» **Given entries**
— start —
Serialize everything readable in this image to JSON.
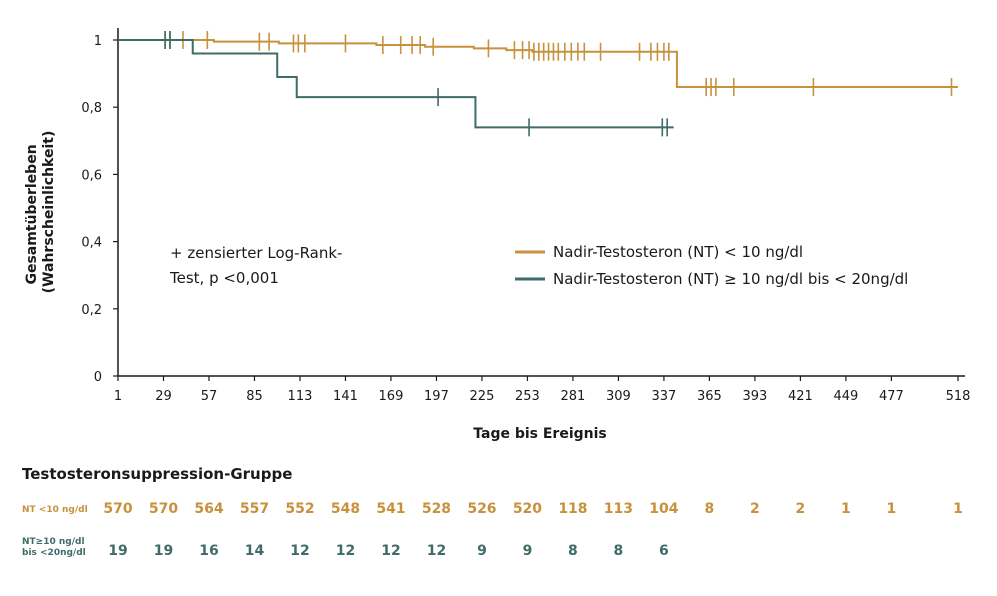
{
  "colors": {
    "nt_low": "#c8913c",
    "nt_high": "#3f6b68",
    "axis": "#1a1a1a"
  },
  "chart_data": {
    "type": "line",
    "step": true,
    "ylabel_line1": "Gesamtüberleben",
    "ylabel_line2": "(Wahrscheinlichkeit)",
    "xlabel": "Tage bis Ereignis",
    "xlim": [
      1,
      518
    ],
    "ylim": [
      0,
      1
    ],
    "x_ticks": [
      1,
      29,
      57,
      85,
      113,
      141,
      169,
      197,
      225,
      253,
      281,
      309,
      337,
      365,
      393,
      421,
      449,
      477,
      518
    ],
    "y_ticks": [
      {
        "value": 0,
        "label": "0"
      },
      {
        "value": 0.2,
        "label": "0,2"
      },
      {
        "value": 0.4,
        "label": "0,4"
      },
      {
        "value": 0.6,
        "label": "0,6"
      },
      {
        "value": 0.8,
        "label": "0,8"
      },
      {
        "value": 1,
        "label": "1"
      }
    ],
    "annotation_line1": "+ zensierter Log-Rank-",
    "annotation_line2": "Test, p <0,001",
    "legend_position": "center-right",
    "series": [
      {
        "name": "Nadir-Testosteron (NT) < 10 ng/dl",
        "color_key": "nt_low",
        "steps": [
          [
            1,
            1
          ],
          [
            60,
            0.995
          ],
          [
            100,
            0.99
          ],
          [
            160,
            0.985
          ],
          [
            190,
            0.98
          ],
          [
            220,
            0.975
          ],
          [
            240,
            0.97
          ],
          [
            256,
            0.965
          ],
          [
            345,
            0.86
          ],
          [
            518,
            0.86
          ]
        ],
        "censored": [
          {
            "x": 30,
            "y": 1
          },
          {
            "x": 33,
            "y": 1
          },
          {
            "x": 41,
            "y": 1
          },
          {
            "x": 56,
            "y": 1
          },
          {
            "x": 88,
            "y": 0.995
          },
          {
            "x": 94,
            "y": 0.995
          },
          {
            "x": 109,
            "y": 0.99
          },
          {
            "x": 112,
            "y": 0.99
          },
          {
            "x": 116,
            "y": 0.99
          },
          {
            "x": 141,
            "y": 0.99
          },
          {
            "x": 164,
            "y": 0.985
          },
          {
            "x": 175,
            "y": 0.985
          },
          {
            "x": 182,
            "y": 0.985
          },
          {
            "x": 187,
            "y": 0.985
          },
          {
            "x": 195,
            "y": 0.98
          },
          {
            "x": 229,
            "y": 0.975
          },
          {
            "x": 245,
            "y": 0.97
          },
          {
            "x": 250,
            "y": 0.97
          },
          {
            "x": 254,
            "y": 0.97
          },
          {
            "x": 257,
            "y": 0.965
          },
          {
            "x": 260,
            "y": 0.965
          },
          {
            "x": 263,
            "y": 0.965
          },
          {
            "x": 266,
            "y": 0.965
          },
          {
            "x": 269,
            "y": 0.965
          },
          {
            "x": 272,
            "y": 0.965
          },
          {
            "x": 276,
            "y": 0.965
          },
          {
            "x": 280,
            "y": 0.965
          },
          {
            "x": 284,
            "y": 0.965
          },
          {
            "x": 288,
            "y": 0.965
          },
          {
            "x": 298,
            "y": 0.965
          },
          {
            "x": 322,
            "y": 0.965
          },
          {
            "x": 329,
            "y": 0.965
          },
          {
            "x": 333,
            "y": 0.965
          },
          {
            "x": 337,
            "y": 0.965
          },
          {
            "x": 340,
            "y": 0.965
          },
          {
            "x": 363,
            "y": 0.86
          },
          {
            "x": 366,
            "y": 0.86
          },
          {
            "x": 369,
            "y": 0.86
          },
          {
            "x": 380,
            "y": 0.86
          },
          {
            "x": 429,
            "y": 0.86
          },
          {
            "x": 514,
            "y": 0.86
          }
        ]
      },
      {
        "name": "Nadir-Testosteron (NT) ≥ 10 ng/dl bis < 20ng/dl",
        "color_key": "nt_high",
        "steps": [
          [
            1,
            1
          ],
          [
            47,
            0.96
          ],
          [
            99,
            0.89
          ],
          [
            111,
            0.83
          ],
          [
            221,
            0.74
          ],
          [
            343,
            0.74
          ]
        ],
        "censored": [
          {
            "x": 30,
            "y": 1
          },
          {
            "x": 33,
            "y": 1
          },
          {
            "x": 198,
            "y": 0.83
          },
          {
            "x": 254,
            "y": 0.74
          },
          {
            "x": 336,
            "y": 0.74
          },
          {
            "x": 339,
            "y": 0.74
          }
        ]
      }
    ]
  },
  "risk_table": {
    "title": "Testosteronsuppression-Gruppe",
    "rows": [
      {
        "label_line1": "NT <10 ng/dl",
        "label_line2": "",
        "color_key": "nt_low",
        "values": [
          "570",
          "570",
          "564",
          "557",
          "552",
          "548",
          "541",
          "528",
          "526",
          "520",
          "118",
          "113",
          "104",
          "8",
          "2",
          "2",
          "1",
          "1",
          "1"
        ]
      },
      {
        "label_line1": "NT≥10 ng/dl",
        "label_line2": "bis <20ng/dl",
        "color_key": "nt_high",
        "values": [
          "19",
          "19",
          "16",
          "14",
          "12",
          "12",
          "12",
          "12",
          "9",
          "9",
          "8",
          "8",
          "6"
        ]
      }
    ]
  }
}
— end —
» **Given request**
Give every record back exactly as it reads, with no images.

» **Complete answer**
Serialize everything readable in this image to JSON.
{
  "colors": {
    "nt_low": "#c8913c",
    "nt_high": "#3f6b68",
    "axis": "#1a1a1a"
  },
  "chart_data": {
    "type": "line",
    "step": true,
    "ylabel_line1": "Gesamtüberleben",
    "ylabel_line2": "(Wahrscheinlichkeit)",
    "xlabel": "Tage bis Ereignis",
    "xlim": [
      1,
      518
    ],
    "ylim": [
      0,
      1
    ],
    "x_ticks": [
      1,
      29,
      57,
      85,
      113,
      141,
      169,
      197,
      225,
      253,
      281,
      309,
      337,
      365,
      393,
      421,
      449,
      477,
      518
    ],
    "y_ticks": [
      {
        "value": 0,
        "label": "0"
      },
      {
        "value": 0.2,
        "label": "0,2"
      },
      {
        "value": 0.4,
        "label": "0,4"
      },
      {
        "value": 0.6,
        "label": "0,6"
      },
      {
        "value": 0.8,
        "label": "0,8"
      },
      {
        "value": 1,
        "label": "1"
      }
    ],
    "annotation_line1": "+ zensierter Log-Rank-",
    "annotation_line2": "Test, p <0,001",
    "legend_position": "center-right",
    "series": [
      {
        "name": "Nadir-Testosteron (NT) < 10 ng/dl",
        "color_key": "nt_low",
        "steps": [
          [
            1,
            1
          ],
          [
            60,
            0.995
          ],
          [
            100,
            0.99
          ],
          [
            160,
            0.985
          ],
          [
            190,
            0.98
          ],
          [
            220,
            0.975
          ],
          [
            240,
            0.97
          ],
          [
            256,
            0.965
          ],
          [
            345,
            0.86
          ],
          [
            518,
            0.86
          ]
        ],
        "censored": [
          {
            "x": 30,
            "y": 1
          },
          {
            "x": 33,
            "y": 1
          },
          {
            "x": 41,
            "y": 1
          },
          {
            "x": 56,
            "y": 1
          },
          {
            "x": 88,
            "y": 0.995
          },
          {
            "x": 94,
            "y": 0.995
          },
          {
            "x": 109,
            "y": 0.99
          },
          {
            "x": 112,
            "y": 0.99
          },
          {
            "x": 116,
            "y": 0.99
          },
          {
            "x": 141,
            "y": 0.99
          },
          {
            "x": 164,
            "y": 0.985
          },
          {
            "x": 175,
            "y": 0.985
          },
          {
            "x": 182,
            "y": 0.985
          },
          {
            "x": 187,
            "y": 0.985
          },
          {
            "x": 195,
            "y": 0.98
          },
          {
            "x": 229,
            "y": 0.975
          },
          {
            "x": 245,
            "y": 0.97
          },
          {
            "x": 250,
            "y": 0.97
          },
          {
            "x": 254,
            "y": 0.97
          },
          {
            "x": 257,
            "y": 0.965
          },
          {
            "x": 260,
            "y": 0.965
          },
          {
            "x": 263,
            "y": 0.965
          },
          {
            "x": 266,
            "y": 0.965
          },
          {
            "x": 269,
            "y": 0.965
          },
          {
            "x": 272,
            "y": 0.965
          },
          {
            "x": 276,
            "y": 0.965
          },
          {
            "x": 280,
            "y": 0.965
          },
          {
            "x": 284,
            "y": 0.965
          },
          {
            "x": 288,
            "y": 0.965
          },
          {
            "x": 298,
            "y": 0.965
          },
          {
            "x": 322,
            "y": 0.965
          },
          {
            "x": 329,
            "y": 0.965
          },
          {
            "x": 333,
            "y": 0.965
          },
          {
            "x": 337,
            "y": 0.965
          },
          {
            "x": 340,
            "y": 0.965
          },
          {
            "x": 363,
            "y": 0.86
          },
          {
            "x": 366,
            "y": 0.86
          },
          {
            "x": 369,
            "y": 0.86
          },
          {
            "x": 380,
            "y": 0.86
          },
          {
            "x": 429,
            "y": 0.86
          },
          {
            "x": 514,
            "y": 0.86
          }
        ]
      },
      {
        "name": "Nadir-Testosteron (NT) ≥ 10 ng/dl bis < 20ng/dl",
        "color_key": "nt_high",
        "steps": [
          [
            1,
            1
          ],
          [
            47,
            0.96
          ],
          [
            99,
            0.89
          ],
          [
            111,
            0.83
          ],
          [
            221,
            0.74
          ],
          [
            343,
            0.74
          ]
        ],
        "censored": [
          {
            "x": 30,
            "y": 1
          },
          {
            "x": 33,
            "y": 1
          },
          {
            "x": 198,
            "y": 0.83
          },
          {
            "x": 254,
            "y": 0.74
          },
          {
            "x": 336,
            "y": 0.74
          },
          {
            "x": 339,
            "y": 0.74
          }
        ]
      }
    ]
  },
  "risk_table": {
    "title": "Testosteronsuppression-Gruppe",
    "rows": [
      {
        "label_line1": "NT <10 ng/dl",
        "label_line2": "",
        "color_key": "nt_low",
        "values": [
          "570",
          "570",
          "564",
          "557",
          "552",
          "548",
          "541",
          "528",
          "526",
          "520",
          "118",
          "113",
          "104",
          "8",
          "2",
          "2",
          "1",
          "1",
          "1"
        ]
      },
      {
        "label_line1": "NT≥10 ng/dl",
        "label_line2": "bis <20ng/dl",
        "color_key": "nt_high",
        "values": [
          "19",
          "19",
          "16",
          "14",
          "12",
          "12",
          "12",
          "12",
          "9",
          "9",
          "8",
          "8",
          "6"
        ]
      }
    ]
  }
}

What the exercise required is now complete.